### EXERCISE DESCRIPTION
Extract all data as written.

**** RECORDED DATA ****

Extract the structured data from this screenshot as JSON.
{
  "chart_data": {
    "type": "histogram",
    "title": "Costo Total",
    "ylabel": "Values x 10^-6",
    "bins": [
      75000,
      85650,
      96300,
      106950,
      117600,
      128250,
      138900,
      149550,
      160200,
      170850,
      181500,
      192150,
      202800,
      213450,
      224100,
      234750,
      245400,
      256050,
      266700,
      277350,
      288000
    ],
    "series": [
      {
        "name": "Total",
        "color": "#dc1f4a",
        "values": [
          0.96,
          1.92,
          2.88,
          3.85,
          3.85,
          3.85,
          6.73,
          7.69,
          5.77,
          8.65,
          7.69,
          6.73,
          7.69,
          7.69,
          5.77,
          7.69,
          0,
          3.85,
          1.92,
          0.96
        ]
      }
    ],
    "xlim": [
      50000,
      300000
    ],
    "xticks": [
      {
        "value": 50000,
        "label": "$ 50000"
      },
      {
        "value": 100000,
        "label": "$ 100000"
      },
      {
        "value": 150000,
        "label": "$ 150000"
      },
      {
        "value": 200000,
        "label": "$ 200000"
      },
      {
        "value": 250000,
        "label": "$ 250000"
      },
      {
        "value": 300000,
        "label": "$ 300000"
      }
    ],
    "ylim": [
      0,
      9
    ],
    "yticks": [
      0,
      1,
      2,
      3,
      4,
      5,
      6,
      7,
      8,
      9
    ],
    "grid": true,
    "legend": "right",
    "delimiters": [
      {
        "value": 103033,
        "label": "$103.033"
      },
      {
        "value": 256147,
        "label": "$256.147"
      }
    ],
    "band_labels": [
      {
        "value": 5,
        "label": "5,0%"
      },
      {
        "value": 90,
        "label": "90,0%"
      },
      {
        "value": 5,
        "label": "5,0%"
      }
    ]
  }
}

****

### SOLUTION
Extract the structured data from this screenshot as JSON.
{
  "chart_data": {
    "type": "histogram",
    "title": "Costo Total",
    "ylabel": "Values x 10^-6",
    "bins": [
      75000,
      85650,
      96300,
      106950,
      117600,
      128250,
      138900,
      149550,
      160200,
      170850,
      181500,
      192150,
      202800,
      213450,
      224100,
      234750,
      245400,
      256050,
      266700,
      277350,
      288000
    ],
    "series": [
      {
        "name": "Total",
        "color": "#dc1f4a",
        "values": [
          0.96,
          1.92,
          2.88,
          3.85,
          3.85,
          3.85,
          6.73,
          7.69,
          5.77,
          8.65,
          7.69,
          6.73,
          7.69,
          7.69,
          5.77,
          7.69,
          0,
          3.85,
          1.92,
          0.96
        ]
      }
    ],
    "xlim": [
      50000,
      300000
    ],
    "xticks": [
      {
        "value": 50000,
        "label": "$ 50000"
      },
      {
        "value": 100000,
        "label": "$ 100000"
      },
      {
        "value": 150000,
        "label": "$ 150000"
      },
      {
        "value": 200000,
        "label": "$ 200000"
      },
      {
        "value": 250000,
        "label": "$ 250000"
      },
      {
        "value": 300000,
        "label": "$ 300000"
      }
    ],
    "ylim": [
      0,
      9
    ],
    "yticks": [
      0,
      1,
      2,
      3,
      4,
      5,
      6,
      7,
      8,
      9
    ],
    "grid": true,
    "legend": "right",
    "delimiters": [
      {
        "value": 103033,
        "label": "$103.033"
      },
      {
        "value": 256147,
        "label": "$256.147"
      }
    ],
    "band_labels": [
      {
        "value": 5,
        "label": "5,0%"
      },
      {
        "value": 90,
        "label": "90,0%"
      },
      {
        "value": 5,
        "label": "5,0%"
      }
    ]
  }
}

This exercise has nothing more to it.